Job:
Check each line for the string "text". Give only the count of lines that have it.

BEGIN Exercise material

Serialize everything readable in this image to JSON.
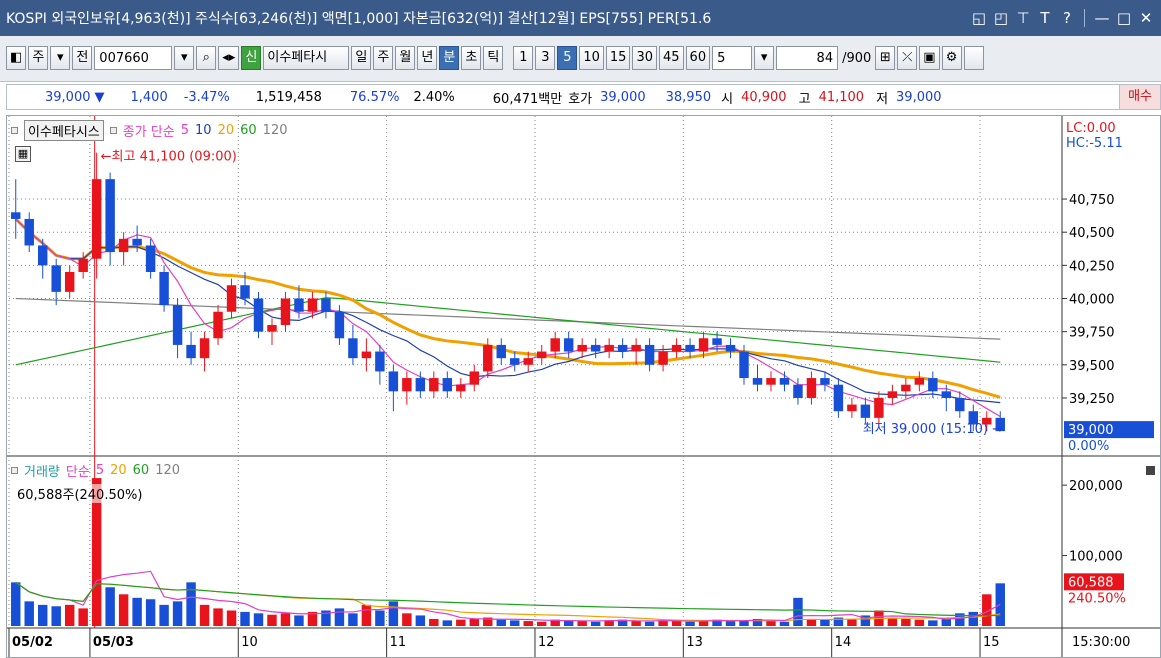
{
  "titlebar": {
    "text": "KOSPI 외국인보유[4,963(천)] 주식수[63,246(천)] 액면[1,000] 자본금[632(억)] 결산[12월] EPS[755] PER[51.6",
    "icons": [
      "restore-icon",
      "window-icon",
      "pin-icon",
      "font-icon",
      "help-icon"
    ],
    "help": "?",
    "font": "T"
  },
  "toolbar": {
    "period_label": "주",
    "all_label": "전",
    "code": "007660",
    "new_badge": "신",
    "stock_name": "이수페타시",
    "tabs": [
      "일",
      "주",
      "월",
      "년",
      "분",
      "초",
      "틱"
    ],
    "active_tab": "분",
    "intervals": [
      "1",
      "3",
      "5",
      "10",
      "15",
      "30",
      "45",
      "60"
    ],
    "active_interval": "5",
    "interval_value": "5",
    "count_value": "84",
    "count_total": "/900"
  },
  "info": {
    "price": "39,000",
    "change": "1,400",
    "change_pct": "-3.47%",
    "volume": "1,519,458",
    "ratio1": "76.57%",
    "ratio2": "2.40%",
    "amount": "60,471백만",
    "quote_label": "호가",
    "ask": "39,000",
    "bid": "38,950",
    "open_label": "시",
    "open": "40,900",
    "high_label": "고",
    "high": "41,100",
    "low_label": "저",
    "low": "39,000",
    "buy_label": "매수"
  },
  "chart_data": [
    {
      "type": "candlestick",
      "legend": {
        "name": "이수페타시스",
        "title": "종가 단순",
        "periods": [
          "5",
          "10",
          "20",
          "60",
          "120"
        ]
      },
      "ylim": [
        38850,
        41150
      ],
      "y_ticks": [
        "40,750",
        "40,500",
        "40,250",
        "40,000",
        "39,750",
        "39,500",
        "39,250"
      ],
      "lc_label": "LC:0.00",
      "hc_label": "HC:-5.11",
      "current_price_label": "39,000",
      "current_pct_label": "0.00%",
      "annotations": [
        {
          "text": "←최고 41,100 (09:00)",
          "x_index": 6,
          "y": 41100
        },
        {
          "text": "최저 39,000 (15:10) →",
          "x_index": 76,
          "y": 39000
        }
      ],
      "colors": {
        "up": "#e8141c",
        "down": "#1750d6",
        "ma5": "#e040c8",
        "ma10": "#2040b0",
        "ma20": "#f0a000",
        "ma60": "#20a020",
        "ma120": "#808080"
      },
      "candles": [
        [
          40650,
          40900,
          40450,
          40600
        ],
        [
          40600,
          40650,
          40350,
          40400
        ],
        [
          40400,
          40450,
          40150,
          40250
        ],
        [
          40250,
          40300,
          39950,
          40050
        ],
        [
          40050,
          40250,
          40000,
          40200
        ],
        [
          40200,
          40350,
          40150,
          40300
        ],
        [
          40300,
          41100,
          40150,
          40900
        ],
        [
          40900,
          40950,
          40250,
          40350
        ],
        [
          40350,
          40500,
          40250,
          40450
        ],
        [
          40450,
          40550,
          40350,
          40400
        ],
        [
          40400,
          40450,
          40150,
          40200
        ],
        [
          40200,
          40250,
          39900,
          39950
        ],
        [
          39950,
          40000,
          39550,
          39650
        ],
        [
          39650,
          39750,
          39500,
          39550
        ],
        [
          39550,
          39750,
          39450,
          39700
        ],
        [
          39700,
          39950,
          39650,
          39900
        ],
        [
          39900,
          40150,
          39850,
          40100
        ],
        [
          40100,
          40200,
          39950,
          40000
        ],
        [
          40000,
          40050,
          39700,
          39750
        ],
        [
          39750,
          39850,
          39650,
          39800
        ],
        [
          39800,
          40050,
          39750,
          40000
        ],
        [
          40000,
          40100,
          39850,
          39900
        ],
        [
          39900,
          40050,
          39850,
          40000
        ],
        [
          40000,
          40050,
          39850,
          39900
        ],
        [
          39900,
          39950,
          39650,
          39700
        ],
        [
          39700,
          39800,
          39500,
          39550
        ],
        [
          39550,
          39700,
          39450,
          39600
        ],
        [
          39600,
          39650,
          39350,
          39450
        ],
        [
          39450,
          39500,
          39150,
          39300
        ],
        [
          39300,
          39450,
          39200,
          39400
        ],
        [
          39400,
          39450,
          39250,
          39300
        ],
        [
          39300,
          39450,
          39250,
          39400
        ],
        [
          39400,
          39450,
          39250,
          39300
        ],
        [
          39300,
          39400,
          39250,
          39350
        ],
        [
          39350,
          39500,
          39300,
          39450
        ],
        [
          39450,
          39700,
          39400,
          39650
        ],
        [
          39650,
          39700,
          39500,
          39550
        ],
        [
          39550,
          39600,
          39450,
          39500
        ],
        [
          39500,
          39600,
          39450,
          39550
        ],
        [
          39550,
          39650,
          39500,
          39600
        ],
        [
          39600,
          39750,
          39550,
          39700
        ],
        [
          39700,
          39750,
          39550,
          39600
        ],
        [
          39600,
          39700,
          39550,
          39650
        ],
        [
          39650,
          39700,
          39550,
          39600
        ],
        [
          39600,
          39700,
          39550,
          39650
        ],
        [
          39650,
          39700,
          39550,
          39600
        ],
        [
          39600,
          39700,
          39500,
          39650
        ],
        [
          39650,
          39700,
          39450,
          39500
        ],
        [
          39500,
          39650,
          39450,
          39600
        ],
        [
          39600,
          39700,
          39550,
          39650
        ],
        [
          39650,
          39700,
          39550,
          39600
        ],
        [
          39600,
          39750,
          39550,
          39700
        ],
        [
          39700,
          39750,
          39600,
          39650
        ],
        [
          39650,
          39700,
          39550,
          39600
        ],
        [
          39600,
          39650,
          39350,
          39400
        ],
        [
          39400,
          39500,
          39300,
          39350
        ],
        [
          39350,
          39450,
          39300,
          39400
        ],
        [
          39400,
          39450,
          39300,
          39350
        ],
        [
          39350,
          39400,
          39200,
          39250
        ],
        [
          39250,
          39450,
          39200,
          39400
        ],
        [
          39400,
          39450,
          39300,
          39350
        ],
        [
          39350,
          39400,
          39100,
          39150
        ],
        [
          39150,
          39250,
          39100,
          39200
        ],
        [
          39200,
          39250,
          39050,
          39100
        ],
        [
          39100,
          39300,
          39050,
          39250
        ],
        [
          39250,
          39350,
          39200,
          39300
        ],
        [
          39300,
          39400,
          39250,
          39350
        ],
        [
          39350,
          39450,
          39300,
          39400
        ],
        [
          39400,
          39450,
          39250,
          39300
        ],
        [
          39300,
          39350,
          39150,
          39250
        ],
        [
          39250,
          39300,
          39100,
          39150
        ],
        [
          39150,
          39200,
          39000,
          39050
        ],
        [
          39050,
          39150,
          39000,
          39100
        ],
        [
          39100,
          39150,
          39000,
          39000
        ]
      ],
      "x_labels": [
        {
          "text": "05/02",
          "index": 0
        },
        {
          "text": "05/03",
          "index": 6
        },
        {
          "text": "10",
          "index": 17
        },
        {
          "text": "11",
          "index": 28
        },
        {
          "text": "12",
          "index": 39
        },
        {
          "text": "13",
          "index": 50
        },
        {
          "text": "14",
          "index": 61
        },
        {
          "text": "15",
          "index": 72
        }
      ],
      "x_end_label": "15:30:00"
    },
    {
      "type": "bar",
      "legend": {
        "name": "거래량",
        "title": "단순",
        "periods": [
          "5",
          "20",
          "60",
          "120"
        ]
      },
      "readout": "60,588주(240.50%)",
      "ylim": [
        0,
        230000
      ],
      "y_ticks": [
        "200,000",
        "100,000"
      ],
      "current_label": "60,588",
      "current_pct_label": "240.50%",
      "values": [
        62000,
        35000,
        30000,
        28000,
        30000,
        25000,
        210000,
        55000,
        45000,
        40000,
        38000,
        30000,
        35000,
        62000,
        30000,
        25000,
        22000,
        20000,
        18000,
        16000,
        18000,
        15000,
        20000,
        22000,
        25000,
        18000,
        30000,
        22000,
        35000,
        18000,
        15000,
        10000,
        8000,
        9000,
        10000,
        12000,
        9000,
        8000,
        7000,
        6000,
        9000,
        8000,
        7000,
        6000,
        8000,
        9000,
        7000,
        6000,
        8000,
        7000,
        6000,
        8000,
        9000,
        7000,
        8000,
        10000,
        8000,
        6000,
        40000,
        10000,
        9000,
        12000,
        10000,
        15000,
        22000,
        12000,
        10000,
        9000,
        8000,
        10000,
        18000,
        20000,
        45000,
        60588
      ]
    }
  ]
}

END Exercise material

Exercise response:
11